====== PROVIDED MATERIAL
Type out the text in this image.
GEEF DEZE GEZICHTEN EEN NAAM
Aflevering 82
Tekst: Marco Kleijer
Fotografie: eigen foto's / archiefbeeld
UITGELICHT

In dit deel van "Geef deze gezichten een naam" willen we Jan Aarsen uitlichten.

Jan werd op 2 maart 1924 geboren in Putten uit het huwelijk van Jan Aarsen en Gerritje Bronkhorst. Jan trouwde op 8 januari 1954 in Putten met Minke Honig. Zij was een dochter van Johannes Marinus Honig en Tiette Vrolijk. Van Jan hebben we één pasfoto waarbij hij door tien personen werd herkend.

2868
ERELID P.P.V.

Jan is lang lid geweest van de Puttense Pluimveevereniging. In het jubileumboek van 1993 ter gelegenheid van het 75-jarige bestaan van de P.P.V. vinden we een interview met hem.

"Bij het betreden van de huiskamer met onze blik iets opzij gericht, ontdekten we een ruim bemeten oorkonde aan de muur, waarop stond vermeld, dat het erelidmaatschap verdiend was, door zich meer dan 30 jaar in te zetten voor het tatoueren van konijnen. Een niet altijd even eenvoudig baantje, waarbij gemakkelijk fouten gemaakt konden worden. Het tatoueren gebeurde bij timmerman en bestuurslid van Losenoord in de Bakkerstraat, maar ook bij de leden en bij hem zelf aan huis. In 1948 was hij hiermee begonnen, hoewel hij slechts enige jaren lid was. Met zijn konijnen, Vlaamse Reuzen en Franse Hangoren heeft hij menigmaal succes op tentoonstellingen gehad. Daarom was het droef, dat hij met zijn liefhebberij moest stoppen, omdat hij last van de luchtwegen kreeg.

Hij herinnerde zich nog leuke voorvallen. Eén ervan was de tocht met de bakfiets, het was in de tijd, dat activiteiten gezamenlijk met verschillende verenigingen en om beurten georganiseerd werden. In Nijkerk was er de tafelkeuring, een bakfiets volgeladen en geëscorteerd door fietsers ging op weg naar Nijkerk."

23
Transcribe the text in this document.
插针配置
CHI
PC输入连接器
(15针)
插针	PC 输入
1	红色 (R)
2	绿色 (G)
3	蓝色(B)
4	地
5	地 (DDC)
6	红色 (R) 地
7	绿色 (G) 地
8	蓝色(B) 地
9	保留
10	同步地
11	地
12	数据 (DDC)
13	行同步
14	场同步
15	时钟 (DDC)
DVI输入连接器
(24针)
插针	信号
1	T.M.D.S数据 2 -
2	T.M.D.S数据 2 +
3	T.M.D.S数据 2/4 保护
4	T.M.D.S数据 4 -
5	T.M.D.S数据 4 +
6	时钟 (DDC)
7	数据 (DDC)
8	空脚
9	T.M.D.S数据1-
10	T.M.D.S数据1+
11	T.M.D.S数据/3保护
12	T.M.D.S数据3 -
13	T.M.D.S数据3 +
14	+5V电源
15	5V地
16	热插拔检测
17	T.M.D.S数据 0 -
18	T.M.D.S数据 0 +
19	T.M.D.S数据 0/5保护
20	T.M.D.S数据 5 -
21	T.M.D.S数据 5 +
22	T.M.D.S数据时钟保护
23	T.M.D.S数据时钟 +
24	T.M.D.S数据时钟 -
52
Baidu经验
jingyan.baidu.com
============
For each line in the data above that contains the string "waarbij", extract the line.

Jan werd op 2 maart 1924 geboren in Putten uit het huwelijk van Jan Aarsen en Gerritje Bronkhorst. Jan trouwde op 8 januari 1954 in Putten met Minke Honig. Zij was een dochter van Johannes Marinus Honig en Tiette Vrolijk. Van Jan hebben we één pasfoto waarbij hij door tien personen werd herkend.
"Bij het betreden van de huiskamer met onze blik iets opzij gericht, ontdekten we een ruim bemeten oorkonde aan de muur, waarop stond vermeld, dat het erelidmaatschap verdiend was, door zich meer dan 30 jaar in te zetten voor het tatoueren van konijnen. Een niet altijd even eenvoudig baantje, waarbij gemakkelijk fouten gemaakt konden worden. Het tatoueren gebeurde bij timmerman en bestuurslid van Losenoord in de Bakkerstraat, maar ook bij de leden en bij hem zelf aan huis. In 1948 was hij hiermee begonnen, hoewel hij slechts enige jaren lid was. Met zijn konijnen, Vlaamse Reuzen en Franse Hangoren heeft hij menigmaal succes op tentoonstellingen gehad. Daarom was het droef, dat hij met zijn liefhebberij moest stoppen, omdat hij last van de luchtwegen kreeg.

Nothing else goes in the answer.